WHAT IS REQUIRED – Counting only lines that hold "Viewers", give the total and nothing more.

Dataset records –
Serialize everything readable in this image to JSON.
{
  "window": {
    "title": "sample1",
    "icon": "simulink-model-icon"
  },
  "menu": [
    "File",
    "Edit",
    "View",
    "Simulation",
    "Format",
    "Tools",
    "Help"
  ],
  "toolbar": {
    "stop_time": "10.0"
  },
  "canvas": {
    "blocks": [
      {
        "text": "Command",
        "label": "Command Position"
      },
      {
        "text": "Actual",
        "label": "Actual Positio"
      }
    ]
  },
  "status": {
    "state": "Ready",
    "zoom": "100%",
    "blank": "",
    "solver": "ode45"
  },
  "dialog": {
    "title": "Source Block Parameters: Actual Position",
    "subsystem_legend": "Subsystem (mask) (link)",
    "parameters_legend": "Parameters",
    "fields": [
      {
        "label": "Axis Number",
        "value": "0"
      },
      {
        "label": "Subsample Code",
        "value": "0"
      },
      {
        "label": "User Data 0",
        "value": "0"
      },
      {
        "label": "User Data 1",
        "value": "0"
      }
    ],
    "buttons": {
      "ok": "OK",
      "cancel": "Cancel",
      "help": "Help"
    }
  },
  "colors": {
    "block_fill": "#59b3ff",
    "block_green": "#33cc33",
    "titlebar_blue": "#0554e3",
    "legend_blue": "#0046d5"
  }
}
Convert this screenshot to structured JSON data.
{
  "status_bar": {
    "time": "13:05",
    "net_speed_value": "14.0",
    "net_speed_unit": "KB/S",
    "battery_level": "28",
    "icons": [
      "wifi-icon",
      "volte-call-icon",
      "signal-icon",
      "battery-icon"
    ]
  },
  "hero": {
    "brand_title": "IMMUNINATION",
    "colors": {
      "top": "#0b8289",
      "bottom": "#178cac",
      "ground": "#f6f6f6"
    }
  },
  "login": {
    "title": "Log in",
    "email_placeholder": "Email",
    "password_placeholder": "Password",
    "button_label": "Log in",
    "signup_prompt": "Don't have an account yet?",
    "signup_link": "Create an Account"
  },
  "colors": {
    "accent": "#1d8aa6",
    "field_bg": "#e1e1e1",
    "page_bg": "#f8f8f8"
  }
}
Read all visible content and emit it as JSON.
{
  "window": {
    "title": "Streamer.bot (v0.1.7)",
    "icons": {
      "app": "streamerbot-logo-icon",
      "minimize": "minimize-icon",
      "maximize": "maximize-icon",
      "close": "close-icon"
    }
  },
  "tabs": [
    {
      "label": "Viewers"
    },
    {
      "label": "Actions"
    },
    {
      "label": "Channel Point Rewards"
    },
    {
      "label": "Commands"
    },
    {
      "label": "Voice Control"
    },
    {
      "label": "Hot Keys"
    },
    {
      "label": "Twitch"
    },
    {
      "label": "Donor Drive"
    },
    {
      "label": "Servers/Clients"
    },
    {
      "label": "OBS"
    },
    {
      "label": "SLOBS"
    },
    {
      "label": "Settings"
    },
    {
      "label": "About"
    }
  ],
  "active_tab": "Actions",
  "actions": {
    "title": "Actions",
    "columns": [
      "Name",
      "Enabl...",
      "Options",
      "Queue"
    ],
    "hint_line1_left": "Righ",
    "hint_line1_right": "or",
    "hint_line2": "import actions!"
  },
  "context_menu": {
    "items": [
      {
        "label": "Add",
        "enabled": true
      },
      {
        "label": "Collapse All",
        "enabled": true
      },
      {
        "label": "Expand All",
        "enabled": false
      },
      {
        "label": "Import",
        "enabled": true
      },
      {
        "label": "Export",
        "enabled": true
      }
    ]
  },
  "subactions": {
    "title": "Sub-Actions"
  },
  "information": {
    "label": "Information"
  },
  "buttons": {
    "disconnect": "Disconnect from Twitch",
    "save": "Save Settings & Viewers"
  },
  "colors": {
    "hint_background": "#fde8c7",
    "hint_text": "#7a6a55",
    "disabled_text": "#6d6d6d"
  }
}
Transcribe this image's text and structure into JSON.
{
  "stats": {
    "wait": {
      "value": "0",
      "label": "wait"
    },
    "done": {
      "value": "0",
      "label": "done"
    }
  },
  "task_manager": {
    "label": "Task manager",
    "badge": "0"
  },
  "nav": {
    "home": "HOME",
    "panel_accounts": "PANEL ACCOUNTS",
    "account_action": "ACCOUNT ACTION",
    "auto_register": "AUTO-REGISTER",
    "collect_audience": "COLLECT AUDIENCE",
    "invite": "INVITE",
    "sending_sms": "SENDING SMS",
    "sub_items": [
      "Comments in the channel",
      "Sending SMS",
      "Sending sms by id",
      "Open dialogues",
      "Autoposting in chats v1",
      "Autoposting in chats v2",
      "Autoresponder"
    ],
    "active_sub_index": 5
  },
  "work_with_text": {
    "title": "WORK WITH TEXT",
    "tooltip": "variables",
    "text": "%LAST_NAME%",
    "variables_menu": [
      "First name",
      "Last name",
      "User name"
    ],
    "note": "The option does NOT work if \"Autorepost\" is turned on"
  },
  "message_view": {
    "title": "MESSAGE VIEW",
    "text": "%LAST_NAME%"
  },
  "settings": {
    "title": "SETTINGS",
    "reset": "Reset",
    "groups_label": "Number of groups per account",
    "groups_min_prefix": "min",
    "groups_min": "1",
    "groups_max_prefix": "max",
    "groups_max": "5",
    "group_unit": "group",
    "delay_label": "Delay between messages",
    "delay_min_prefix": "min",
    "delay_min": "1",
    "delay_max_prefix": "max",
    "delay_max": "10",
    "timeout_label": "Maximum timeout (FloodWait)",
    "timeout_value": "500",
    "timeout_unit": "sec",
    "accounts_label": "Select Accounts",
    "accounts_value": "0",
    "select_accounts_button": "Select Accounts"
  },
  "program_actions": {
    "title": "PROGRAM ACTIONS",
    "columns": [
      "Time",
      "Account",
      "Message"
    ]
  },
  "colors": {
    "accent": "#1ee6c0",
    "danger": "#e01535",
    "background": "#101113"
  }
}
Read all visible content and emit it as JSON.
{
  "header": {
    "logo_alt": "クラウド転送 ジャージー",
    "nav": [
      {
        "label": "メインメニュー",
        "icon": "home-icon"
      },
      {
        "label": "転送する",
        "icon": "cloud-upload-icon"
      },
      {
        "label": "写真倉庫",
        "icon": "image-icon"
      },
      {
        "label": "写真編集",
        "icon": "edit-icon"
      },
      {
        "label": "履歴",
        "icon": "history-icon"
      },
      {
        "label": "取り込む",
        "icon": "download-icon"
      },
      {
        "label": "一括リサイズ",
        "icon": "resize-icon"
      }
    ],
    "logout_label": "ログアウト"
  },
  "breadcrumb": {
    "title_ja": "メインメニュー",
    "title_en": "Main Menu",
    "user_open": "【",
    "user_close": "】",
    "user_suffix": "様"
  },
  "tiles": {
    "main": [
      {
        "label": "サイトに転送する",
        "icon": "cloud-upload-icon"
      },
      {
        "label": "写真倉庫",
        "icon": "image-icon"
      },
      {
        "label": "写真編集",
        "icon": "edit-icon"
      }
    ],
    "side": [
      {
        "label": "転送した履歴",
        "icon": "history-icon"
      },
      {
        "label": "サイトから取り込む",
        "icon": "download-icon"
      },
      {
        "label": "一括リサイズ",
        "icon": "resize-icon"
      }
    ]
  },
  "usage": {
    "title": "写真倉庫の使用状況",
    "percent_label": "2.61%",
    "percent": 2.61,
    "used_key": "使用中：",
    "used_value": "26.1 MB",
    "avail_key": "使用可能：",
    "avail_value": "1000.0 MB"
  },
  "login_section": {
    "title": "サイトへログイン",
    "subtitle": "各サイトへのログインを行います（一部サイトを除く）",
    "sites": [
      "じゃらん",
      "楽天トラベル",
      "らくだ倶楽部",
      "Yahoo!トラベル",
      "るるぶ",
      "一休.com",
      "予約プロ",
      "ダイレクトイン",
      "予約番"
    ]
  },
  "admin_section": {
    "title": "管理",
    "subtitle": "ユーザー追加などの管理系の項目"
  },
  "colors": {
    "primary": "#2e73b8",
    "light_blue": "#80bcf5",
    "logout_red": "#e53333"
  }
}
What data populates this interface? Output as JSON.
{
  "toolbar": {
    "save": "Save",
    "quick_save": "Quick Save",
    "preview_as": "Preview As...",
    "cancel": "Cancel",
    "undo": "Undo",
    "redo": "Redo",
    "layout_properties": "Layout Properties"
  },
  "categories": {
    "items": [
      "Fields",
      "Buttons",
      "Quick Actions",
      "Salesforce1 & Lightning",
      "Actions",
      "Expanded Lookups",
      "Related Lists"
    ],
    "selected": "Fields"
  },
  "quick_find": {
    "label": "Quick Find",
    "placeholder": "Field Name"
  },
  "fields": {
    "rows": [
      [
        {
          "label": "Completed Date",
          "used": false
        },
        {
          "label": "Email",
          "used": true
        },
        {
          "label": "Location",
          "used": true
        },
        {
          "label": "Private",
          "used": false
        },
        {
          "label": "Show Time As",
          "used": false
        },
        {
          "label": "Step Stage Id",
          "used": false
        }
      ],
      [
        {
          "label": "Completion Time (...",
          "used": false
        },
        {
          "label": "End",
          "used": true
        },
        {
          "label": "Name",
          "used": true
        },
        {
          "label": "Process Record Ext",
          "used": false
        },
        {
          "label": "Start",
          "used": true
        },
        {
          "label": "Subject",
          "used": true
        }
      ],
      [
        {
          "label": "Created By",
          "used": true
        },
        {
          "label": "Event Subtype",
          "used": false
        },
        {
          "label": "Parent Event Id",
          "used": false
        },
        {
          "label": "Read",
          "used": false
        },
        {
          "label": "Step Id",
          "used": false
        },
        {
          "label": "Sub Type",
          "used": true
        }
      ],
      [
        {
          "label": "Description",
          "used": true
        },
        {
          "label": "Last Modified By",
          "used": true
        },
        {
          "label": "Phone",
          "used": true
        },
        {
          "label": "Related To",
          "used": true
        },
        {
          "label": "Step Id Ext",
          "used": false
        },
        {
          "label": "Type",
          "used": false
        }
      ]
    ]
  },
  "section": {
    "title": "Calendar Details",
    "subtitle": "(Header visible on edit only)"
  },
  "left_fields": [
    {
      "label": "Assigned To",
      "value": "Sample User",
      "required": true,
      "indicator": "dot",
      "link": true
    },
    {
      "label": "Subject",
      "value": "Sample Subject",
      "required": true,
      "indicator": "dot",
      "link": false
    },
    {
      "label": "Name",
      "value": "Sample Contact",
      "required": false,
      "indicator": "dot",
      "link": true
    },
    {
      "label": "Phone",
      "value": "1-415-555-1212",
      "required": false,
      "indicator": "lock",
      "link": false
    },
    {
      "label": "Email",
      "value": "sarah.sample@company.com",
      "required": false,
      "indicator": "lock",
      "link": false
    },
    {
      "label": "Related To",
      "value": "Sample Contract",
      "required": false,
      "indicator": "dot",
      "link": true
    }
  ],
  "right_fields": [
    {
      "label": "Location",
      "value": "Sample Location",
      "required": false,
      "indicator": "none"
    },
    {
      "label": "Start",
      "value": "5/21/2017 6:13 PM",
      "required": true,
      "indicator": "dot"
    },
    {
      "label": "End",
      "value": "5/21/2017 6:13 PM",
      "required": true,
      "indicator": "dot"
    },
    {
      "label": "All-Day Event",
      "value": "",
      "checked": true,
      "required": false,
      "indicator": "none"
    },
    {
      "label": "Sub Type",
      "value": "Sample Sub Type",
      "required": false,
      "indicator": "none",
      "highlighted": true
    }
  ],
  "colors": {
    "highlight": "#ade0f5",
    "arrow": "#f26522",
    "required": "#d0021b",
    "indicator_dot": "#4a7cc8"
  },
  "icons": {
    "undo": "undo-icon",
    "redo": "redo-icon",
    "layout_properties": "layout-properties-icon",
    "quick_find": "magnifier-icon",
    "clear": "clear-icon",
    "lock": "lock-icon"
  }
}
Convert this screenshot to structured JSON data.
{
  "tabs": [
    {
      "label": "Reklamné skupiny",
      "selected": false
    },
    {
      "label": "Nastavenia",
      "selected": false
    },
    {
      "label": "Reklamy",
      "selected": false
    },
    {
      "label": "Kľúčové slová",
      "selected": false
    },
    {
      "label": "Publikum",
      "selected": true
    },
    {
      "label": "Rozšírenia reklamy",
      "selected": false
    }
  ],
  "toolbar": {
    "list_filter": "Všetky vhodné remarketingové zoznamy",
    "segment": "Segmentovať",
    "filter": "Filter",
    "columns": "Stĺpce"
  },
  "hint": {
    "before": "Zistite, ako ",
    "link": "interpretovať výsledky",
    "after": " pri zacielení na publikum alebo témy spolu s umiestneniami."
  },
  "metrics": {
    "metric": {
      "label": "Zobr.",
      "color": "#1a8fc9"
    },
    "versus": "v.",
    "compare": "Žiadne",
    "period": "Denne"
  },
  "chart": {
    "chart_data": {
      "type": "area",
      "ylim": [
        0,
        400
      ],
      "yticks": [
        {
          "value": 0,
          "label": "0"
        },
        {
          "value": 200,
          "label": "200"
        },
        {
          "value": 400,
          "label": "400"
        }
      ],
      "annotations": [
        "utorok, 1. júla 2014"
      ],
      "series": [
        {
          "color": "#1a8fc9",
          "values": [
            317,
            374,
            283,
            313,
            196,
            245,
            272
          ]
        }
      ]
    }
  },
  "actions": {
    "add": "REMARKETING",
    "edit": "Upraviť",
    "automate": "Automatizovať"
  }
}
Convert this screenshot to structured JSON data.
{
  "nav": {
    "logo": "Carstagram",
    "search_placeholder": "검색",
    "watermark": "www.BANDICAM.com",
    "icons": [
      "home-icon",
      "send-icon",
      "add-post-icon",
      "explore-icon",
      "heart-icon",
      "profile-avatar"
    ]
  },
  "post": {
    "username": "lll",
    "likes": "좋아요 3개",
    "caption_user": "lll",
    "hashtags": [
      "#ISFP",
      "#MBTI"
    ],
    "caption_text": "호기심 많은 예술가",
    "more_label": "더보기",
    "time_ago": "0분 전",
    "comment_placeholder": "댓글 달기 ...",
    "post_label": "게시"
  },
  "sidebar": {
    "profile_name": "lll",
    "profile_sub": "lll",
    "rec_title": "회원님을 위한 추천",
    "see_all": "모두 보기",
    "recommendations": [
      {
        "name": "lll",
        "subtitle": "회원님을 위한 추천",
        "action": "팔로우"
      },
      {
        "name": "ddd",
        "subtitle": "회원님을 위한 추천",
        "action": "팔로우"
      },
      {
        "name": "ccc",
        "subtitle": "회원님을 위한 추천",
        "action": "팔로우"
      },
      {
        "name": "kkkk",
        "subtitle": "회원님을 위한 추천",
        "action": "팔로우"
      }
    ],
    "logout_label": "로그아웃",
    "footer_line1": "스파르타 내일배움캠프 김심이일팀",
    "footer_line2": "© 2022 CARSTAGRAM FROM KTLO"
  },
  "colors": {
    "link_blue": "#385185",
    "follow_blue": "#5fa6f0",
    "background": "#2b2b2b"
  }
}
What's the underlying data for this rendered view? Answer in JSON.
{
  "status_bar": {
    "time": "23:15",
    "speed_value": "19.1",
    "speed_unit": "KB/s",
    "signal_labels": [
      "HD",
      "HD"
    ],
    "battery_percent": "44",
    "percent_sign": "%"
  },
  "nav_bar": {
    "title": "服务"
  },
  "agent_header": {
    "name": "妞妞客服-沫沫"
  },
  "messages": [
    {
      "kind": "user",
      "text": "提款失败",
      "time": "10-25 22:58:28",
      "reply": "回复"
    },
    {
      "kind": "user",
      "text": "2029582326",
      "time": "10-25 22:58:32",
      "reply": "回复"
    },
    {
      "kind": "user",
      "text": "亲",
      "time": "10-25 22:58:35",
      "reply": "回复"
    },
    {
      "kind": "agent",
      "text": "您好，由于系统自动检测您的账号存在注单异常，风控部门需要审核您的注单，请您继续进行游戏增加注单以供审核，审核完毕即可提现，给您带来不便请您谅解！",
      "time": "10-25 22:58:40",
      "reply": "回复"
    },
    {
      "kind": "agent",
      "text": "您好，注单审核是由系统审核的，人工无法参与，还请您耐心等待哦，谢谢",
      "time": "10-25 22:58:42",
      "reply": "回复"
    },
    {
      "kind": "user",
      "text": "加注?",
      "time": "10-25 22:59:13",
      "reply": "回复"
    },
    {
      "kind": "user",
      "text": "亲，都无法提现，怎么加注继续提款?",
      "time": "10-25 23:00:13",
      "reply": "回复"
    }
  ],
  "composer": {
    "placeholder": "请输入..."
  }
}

THE REPLY – 2